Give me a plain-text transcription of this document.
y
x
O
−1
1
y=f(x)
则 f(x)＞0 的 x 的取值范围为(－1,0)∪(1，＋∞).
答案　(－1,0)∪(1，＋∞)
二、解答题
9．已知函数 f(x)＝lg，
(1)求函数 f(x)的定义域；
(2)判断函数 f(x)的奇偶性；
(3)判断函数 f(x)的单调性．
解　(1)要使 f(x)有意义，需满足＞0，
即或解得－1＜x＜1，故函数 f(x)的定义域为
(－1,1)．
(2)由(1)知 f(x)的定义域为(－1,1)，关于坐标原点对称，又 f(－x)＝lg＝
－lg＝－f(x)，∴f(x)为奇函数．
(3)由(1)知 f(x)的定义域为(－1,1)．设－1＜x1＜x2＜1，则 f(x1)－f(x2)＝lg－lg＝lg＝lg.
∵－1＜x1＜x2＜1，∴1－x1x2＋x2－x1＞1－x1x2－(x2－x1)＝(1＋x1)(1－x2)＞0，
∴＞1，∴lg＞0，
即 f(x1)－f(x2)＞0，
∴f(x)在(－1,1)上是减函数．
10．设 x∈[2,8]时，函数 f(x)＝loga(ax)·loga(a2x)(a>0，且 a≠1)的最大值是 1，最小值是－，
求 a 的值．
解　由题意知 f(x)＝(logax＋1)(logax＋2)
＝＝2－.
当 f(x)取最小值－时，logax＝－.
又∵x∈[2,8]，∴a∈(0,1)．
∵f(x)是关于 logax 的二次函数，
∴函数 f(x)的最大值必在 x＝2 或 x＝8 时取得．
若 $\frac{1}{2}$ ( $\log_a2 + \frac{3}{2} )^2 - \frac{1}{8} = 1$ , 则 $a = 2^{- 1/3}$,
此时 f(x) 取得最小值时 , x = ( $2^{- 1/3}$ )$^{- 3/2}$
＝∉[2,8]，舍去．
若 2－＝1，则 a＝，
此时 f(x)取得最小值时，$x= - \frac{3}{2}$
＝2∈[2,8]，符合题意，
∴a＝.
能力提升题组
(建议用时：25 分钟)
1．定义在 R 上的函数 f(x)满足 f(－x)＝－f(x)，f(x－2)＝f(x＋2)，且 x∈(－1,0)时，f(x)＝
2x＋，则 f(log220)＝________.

+---+

(Given request): Copy out each line exactly as written.

(Output for this exercise):
Give me a plain-text transcription of this document.
y
x
O
−1
1
y=f(x)
则 f(x)＞0 的 x 的取值范围为(－1,0)∪(1，＋∞).
答案　(－1,0)∪(1，＋∞)
二、解答题
9．已知函数 f(x)＝lg，
(1)求函数 f(x)的定义域；
(2)判断函数 f(x)的奇偶性；
(3)判断函数 f(x)的单调性．
解　(1)要使 f(x)有意义，需满足＞0，
即或解得－1＜x＜1，故函数 f(x)的定义域为
(－1,1)．
(2)由(1)知 f(x)的定义域为(－1,1)，关于坐标原点对称，又 f(－x)＝lg＝
－lg＝－f(x)，∴f(x)为奇函数．
(3)由(1)知 f(x)的定义域为(－1,1)．设－1＜x1＜x2＜1，则 f(x1)－f(x2)＝lg－lg＝lg＝lg.
∵－1＜x1＜x2＜1，∴1－x1x2＋x2－x1＞1－x1x2－(x2－x1)＝(1＋x1)(1－x2)＞0，
∴＞1，∴lg＞0，
即 f(x1)－f(x2)＞0，
∴f(x)在(－1,1)上是减函数．
10．设 x∈[2,8]时，函数 f(x)＝loga(ax)·loga(a2x)(a>0，且 a≠1)的最大值是 1，最小值是－，
求 a 的值．
解　由题意知 f(x)＝(logax＋1)(logax＋2)
＝＝2－.
当 f(x)取最小值－时，logax＝－.
又∵x∈[2,8]，∴a∈(0,1)．
∵f(x)是关于 logax 的二次函数，
∴函数 f(x)的最大值必在 x＝2 或 x＝8 时取得．
若 $\frac{1}{2}$ ( $\log_a2 + \frac{3}{2} )^2 - \frac{1}{8} = 1$ , 则 $a = 2^{- 1/3}$,
此时 f(x) 取得最小值时 , x = ( $2^{- 1/3}$ )$^{- 3/2}$
＝∉[2,8]，舍去．
若 2－＝1，则 a＝，
此时 f(x)取得最小值时，$x= - \frac{3}{2}$
＝2∈[2,8]，符合题意，
∴a＝.
能力提升题组
(建议用时：25 分钟)
1．定义在 R 上的函数 f(x)满足 f(－x)＝－f(x)，f(x－2)＝f(x＋2)，且 x∈(－1,0)时，f(x)＝
2x＋，则 f(log220)＝________.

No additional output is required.